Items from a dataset
╭──

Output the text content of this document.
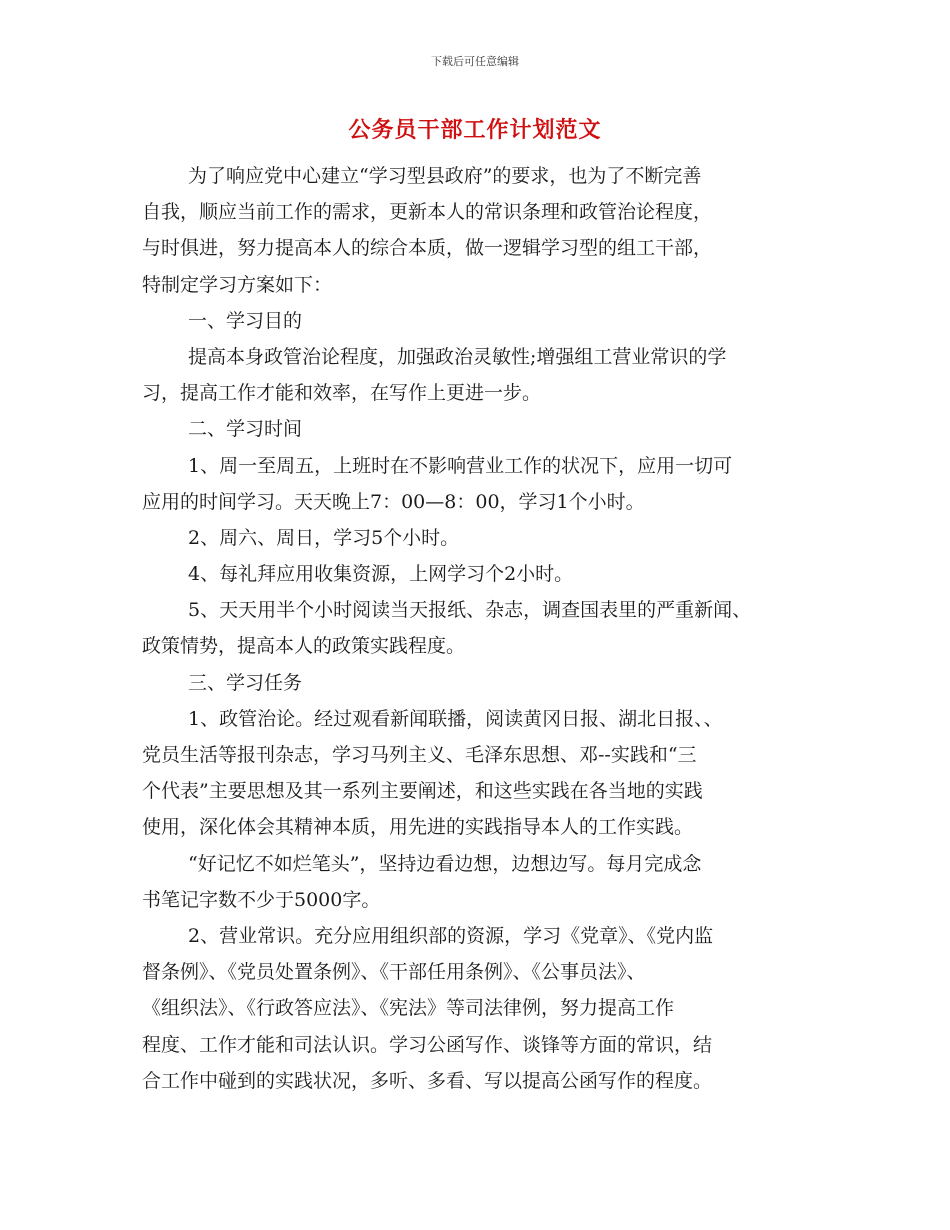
下载后可任意编辑
公务员干部工作计划范文
为了响应党中心建立“学习型县政府”的要求，也为了不断完善
自我，顺应当前工作的需求，更新本人的常识条理和政管治论程度，
与时俱进，努力提高本人的综合本质，做一逻辑学习型的组工干部，
特制定学习方案如下：
一、学习目的
提高本身政管治论程度，加强政治灵敏性;增强组工营业常识的学
习，提高工作才能和效率，在写作上更进一步。
二、学习时间
1、周一至周五，上班时在不影响营业工作的状况下，应用一切可
应用的时间学习。天天晚上7：00—8：00，学习1个小时。
2、周六、周日，学习5个小时。
4、每礼拜应用收集资源，上网学习个2小时。
5、天天用半个小时阅读当天报纸、杂志，调查国表里的严重新闻、
政策情势，提高本人的政策实践程度。
三、学习任务
1、政管治论。经过观看新闻联播，阅读黄冈日报、湖北日报、、
党员生活等报刊杂志，学习马列主义、毛泽东思想、邓--实践和“三
个代表”主要思想及其一系列主要阐述，和这些实践在各当地的实践
使用，深化体会其精神本质，用先进的实践指导本人的工作实践。
“好记忆不如烂笔头”，坚持边看边想，边想边写。每月完成念
书笔记字数不少于5000字。
2、营业常识。充分应用组织部的资源，学习《党章》、《党内监
督条例》、《党员处置条例》、《干部任用条例》、《公事员法》、
《组织法》、《行政答应法》、《宪法》等司法律例，努力提高工作
程度、工作才能和司法认识。学习公函写作、谈锋等方面的常识，结
合工作中碰到的实践状况，多听、多看、写以提高公函写作的程度。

╰──

TO DO: Nothing but the pictures may be dropped; output the records above exactly.

EXERCISE ANSWER:
Output the text content of this document.
下载后可任意编辑
公务员干部工作计划范文
为了响应党中心建立“学习型县政府”的要求，也为了不断完善
自我，顺应当前工作的需求，更新本人的常识条理和政管治论程度，
与时俱进，努力提高本人的综合本质，做一逻辑学习型的组工干部，
特制定学习方案如下：
一、学习目的
提高本身政管治论程度，加强政治灵敏性;增强组工营业常识的学
习，提高工作才能和效率，在写作上更进一步。
二、学习时间
1、周一至周五，上班时在不影响营业工作的状况下，应用一切可
应用的时间学习。天天晚上7：00—8：00，学习1个小时。
2、周六、周日，学习5个小时。
4、每礼拜应用收集资源，上网学习个2小时。
5、天天用半个小时阅读当天报纸、杂志，调查国表里的严重新闻、
政策情势，提高本人的政策实践程度。
三、学习任务
1、政管治论。经过观看新闻联播，阅读黄冈日报、湖北日报、、
党员生活等报刊杂志，学习马列主义、毛泽东思想、邓--实践和“三
个代表”主要思想及其一系列主要阐述，和这些实践在各当地的实践
使用，深化体会其精神本质，用先进的实践指导本人的工作实践。
“好记忆不如烂笔头”，坚持边看边想，边想边写。每月完成念
书笔记字数不少于5000字。
2、营业常识。充分应用组织部的资源，学习《党章》、《党内监
督条例》、《党员处置条例》、《干部任用条例》、《公事员法》、
《组织法》、《行政答应法》、《宪法》等司法律例，努力提高工作
程度、工作才能和司法认识。学习公函写作、谈锋等方面的常识，结
合工作中碰到的实践状况，多听、多看、写以提高公函写作的程度。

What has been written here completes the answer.